=== 所给文本 ===

携带血红素加氧酶1基因的重组腺相关病毒的制备

目的:制备携带大鼠血红素加氧酶1(rHO-1)基因的重组腺相关病毒(AAV)。方法:通过RT-PCR的方法,从大鼠脾脏组织中扩增rHO-1基因,克隆入通用型AAV载体质粒pSNAV中构建重组质粒pSNAV-rHO-1,通过酶切和测序鉴定。利用Lipofectamine将pSNAV-rHO-1转染BHK-21细胞,G418筛选得到表达外源基因的细胞系BHK/rHO-1。用具有能表达Rap和Cap及包装重组AAV功能的一种重组单纯疱疹病毒HSV1-rc/△UL2分别感染这株细胞系后收获并纯化病毒,DNA斑点杂交检测重组病毒滴度。结果:扩增了rHO-1基因,测序证实与GenBank中的一致,病毒滴度为1.5×1015v.g/L。结论:成功获得了高滴度、高纯度的重组AAV-rHO-1,这为以后心血管系统疾病的基因治疗研究奠定了基础。

Preparation of Recombinant Adeno-associated Virus Carrying Heme Oxygenase-1 Gene

Objective: To construct the recombinant adeno-associated virus(AAV) vector carrying rat heme oxygenase-1(rHO-1) gene.Methods: The gene sequence coding rHO-1 was amplified from the rat spleen by RT-PCR.The fragment was cloned into a general AAV vector plasmid pSNAV to construct the recombinant vector pSNAV-rHO-1,which was verified by restriction digestion and DNA sequencing,then the recombinant pSNAV-rHO-1 was transfected into BHK-21 packaging cells by lipofectine-mediated transfection.AAV vector cells-BHK-21 carrying rHO-1 gene were then screened using G418 and called BHK/rHO-1 cells.BHK/rHO-1 cells were subsequently infected with the recombinant virus HSV1-rc/△UL2,which could express Rep and Cap,and was able to package and recombine AAV.The infected BHK-21 cells were collected and purified.The titer of the recombinant virus AAV-rHO-1 was detected by DNA dot blot.Results: The gene sequence coding rHO-1 was amplified from the rat spleen,which was identical with that of GenBank by DNA sequencing.The titer of AAV-rHO-1 was approximately 1.5×1015 v.g/L.Conclusion: The high-titer,purified viral stock of AAV-rHO-1 was successfully obtained,which can serve as the further experimental study of gene therapy of cardiovascular diseases.

=== 所给资料 ===

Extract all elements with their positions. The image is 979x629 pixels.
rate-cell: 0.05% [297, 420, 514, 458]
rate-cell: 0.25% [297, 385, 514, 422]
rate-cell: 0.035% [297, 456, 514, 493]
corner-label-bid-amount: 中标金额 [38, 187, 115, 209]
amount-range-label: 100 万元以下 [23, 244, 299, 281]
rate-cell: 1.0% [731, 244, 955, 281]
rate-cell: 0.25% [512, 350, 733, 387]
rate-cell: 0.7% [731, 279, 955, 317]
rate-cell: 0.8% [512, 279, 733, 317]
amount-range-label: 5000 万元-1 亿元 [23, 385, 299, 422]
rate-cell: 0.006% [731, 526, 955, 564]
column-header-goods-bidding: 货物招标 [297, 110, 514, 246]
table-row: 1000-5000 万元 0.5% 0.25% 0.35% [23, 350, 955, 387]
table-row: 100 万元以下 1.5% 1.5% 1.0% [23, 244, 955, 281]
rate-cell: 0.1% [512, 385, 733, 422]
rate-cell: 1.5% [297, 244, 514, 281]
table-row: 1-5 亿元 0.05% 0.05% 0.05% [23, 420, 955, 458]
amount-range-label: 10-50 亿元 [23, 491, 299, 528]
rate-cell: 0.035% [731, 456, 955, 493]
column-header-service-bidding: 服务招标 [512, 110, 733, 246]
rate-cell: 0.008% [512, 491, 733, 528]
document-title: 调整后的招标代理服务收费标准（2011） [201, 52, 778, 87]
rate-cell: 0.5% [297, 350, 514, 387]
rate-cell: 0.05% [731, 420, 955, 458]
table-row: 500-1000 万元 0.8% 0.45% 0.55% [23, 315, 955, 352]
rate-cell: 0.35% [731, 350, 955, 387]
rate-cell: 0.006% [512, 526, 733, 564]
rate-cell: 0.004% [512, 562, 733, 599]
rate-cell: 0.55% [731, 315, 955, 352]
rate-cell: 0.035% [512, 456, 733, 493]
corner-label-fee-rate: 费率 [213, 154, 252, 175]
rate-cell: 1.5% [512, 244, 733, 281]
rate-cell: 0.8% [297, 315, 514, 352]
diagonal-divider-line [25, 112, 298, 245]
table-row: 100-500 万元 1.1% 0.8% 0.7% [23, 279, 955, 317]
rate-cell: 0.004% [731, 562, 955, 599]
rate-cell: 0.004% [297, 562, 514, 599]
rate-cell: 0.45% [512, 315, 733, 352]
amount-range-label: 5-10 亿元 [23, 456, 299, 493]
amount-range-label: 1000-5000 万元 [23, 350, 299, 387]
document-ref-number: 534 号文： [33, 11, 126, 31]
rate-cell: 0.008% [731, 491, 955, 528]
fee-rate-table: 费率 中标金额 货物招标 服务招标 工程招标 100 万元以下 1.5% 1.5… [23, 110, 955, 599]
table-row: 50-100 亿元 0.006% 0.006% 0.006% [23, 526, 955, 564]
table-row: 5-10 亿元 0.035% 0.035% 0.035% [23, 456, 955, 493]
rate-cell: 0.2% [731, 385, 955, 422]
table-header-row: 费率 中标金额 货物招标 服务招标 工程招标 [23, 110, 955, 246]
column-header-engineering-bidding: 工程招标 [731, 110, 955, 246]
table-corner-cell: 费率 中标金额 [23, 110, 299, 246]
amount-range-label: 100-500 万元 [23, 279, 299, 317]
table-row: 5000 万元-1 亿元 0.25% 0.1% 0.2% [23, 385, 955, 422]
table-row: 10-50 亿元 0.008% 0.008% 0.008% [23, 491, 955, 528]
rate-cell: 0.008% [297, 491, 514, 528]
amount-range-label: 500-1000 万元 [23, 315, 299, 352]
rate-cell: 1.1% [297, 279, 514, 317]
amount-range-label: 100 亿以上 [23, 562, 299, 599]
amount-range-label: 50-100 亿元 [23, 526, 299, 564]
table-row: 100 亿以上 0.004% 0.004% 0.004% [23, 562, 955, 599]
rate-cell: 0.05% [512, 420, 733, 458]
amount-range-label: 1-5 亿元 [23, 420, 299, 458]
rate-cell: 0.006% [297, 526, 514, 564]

===

列出所给文本中文摘要里出现的全部质粒和细胞（系）名称。 作答时只能依据所给文本。

质粒：pSNAV、pSNAV-rHO-1
细胞（系）：BHK-21、BHK/rHO-1